[Passage provided]
════

I guess I am doing something wrong in my patch.
Let me investigate.  The behaviour you describe seems to be exactly
what I want.

> I have to admit that I don't know how connlabels are used, so I don't
> know what the best default implicit op would be.

I think it should be a bit-test to make it behave like xt_connlabels
match.

> > Something to also keep in mind is that this currently lacks write
> > support.  In iptables this is done via
> > '-m connlabel --label foo --set', which causes atomic set-bit operation.
> > 
> > For nft with current approach it would mean we would need to copy to
> > reg, alter reg, then copy altered register back to extension area.
> > 
> > What do others think?
> 
> Sounds fine. Its a quite rare operation I assume.

Yes.

The iptables match performs the set operation only if the bit is not
set to avoid the write in the common case.

It should be possible to do something similar for nft.

> > --- a/include/datatype.h
> > +++ b/include/datatype.h
> > @@ -32,6 +32,7 @@
> >   * @TYPE_CT_STATE:	conntrack state (bitmask subtype)
> >   * @TYPE_CT_DIR:	conntrack direction
> >   * @TYPE_CT_STATUS:	conntrack status (bitmask subtype)
> > + * @TYPE_CT_LABELS:	Conntrack Labels (bitmask subtype)
> >   * @TYPE_ICMP6_TYPE:	ICMPv6 type codes (integer subtype)
> >   */
> >  enum datatypes {
> > @@ -63,6 +64,7 @@ enum datatypes {
> >  	TYPE_CT_STATE,
> >  	TYPE_CT_DIR,
> >  	TYPE_CT_STATUS,
> > +	TYPE_CT_LABELS,
> >  	TYPE_ICMP6_TYPE,
> >  	__TYPE_MAX
> >  };
> 
> Small note - we should add datatypes at the end. The kernel stores those
> types for userspace to interpret the type of sets, so when doing an update
> of nft, the types should still match.

I was unaware of this.  Thanks for pointing it out.

> > +static void ct_label_type_print(const struct expr *expr)
> > +{
> > +	const struct symbolic_constant *s;
> > +	unsigned long bit = 0;
> > +	int cnt = 0;
> > +
> > +	for (s = ct_label_tbl->symbols; s->identifier != NULL; s++) {
> > +		bit = mpz_scan1(expr->value, s->value);
> > +		if (bit < CT_LABELS_BIT_SIZE && bit == s->value) {
> > +			if (cnt)
> > +				printf("|");
> 
> This looks incorrect since it doesn't match the input format. When using
> a bitmask base type, nft should automatically reconstruct the list as
> comma-seperated values. So I think you don't need a print function.

see below

> > +static struct error_record *ct_label_type_parse(const struct expr *sym,
> > +						struct expr **res)
> > +{
> > +	const struct symbolic_constant *s;
> > +	const struct datatype *dtype;
> > +	uint8_t data[CT_LABELS_BIT_SIZE];
> > +	mpz_t value;
> > +
> > +	for (s = ct_label_tbl->symbols; s->identifier != NULL; s++) {
> > +		if (!strcmp(sym->identifier, s->identifier))

════

[Source material]
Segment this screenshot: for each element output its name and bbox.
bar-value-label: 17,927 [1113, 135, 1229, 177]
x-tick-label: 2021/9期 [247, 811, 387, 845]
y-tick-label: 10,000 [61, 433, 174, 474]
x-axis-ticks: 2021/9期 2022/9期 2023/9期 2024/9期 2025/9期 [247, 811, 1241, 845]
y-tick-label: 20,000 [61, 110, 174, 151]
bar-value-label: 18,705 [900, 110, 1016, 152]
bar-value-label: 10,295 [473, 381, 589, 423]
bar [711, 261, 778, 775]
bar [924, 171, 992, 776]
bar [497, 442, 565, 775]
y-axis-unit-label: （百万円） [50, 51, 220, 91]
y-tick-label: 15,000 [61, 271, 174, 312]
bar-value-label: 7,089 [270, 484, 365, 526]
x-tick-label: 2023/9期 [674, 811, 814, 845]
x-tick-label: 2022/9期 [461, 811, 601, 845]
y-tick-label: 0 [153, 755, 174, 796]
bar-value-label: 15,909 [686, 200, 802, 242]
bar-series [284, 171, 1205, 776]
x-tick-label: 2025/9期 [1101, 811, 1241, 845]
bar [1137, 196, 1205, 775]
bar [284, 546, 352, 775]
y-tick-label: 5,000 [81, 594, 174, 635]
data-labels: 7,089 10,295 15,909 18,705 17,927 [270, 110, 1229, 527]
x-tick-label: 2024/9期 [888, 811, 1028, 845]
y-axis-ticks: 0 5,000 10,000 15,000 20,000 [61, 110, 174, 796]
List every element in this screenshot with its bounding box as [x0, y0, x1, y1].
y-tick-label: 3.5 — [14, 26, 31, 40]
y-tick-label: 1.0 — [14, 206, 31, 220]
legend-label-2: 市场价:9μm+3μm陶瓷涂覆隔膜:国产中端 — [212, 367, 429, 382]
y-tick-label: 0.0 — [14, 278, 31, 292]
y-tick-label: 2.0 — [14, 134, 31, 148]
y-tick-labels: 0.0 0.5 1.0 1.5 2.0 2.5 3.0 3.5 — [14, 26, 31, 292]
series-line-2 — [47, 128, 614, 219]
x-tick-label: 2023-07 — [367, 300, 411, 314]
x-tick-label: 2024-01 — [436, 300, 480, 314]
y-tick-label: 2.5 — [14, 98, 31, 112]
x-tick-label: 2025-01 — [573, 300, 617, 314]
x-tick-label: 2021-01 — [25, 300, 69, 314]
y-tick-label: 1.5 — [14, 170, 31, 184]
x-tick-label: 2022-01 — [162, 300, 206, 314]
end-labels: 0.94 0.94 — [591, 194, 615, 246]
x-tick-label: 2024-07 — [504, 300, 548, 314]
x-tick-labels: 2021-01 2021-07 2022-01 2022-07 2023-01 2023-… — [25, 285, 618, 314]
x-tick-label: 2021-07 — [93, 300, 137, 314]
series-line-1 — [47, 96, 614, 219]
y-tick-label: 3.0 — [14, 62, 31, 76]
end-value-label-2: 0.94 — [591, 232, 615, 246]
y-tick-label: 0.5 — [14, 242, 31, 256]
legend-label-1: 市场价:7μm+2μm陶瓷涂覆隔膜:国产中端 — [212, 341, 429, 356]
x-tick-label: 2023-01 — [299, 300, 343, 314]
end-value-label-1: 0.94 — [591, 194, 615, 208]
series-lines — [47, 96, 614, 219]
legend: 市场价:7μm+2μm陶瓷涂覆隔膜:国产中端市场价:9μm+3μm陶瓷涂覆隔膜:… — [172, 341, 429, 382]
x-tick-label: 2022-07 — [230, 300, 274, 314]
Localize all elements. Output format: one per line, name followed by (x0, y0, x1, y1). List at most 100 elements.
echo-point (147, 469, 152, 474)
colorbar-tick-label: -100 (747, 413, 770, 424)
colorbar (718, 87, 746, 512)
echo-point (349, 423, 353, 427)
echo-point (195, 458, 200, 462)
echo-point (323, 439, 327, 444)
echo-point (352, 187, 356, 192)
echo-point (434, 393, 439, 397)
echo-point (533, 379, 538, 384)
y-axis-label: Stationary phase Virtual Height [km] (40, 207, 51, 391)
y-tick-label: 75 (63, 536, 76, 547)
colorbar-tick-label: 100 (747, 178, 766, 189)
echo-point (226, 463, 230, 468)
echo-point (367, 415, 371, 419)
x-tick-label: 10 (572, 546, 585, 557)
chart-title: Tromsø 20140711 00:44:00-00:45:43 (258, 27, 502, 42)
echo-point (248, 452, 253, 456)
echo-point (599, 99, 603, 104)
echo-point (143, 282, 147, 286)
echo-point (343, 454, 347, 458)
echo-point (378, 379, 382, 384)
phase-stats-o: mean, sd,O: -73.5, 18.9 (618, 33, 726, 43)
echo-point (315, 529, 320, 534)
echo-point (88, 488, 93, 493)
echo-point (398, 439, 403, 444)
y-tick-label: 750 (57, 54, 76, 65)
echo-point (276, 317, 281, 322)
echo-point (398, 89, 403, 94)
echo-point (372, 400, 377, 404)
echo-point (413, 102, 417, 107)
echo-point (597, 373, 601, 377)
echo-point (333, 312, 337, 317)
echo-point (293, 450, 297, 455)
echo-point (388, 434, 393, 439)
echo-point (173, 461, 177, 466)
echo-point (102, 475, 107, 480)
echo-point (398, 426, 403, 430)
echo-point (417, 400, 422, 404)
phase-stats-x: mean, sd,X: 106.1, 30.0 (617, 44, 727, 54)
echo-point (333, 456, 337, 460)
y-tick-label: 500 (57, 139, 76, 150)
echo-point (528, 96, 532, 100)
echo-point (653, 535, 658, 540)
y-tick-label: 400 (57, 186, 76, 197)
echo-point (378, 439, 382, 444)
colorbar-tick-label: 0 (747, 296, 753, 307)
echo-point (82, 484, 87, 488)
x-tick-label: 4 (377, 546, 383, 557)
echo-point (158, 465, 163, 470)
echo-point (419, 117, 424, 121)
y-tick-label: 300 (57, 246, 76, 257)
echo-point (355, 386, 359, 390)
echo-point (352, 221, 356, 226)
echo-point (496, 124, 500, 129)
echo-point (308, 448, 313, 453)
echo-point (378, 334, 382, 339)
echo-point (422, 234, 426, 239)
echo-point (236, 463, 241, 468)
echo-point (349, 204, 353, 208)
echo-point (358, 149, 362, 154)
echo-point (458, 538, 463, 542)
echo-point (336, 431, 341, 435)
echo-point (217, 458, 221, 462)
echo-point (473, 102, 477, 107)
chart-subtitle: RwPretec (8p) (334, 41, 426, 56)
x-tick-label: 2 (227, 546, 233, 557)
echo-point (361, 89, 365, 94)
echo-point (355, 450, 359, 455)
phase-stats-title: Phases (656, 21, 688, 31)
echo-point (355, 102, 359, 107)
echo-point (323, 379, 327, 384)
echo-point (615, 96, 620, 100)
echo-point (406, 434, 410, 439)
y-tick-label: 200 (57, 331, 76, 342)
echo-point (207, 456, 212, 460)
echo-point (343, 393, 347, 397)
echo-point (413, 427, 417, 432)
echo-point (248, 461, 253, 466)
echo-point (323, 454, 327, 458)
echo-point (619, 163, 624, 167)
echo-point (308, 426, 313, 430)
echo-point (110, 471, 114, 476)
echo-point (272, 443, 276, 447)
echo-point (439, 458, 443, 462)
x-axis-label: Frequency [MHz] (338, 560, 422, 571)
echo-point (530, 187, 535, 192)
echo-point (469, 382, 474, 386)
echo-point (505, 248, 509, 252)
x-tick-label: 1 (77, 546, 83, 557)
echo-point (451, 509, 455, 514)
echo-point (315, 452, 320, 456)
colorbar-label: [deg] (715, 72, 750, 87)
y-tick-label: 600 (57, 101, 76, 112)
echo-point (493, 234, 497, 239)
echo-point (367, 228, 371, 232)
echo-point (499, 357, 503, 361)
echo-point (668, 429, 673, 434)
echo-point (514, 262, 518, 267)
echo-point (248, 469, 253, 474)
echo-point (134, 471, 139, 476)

════

[To do]
**1)** In the thread about the connlabels patch, where does the reviewer say new datatypes should be added?
**2)** Extract the entries unchanged, from their first line up to and including the line with "bar [284, 546, 352, 775]".

[Answers below]
**1)** At the end.

**2)**
Segment this screenshot: for each element output its name and bbox.
bar-value-label: 17,927 [1113, 135, 1229, 177]
x-tick-label: 2021/9期 [247, 811, 387, 845]
y-tick-label: 10,000 [61, 433, 174, 474]
x-axis-ticks: 2021/9期 2022/9期 2023/9期 2024/9期 2025/9期 [247, 811, 1241, 845]
y-tick-label: 20,000 [61, 110, 174, 151]
bar-value-label: 18,705 [900, 110, 1016, 152]
bar-value-label: 10,295 [473, 381, 589, 423]
bar [711, 261, 778, 775]
bar [924, 171, 992, 776]
bar [497, 442, 565, 775]
y-axis-unit-label: （百万円） [50, 51, 220, 91]
y-tick-label: 15,000 [61, 271, 174, 312]
bar-value-label: 7,089 [270, 484, 365, 526]
x-tick-label: 2023/9期 [674, 811, 814, 845]
x-tick-label: 2022/9期 [461, 811, 601, 845]
y-tick-label: 0 [153, 755, 174, 796]
bar-value-label: 15,909 [686, 200, 802, 242]
bar-series [284, 171, 1205, 776]
x-tick-label: 2025/9期 [1101, 811, 1241, 845]
bar [1137, 196, 1205, 775]
bar [284, 546, 352, 775]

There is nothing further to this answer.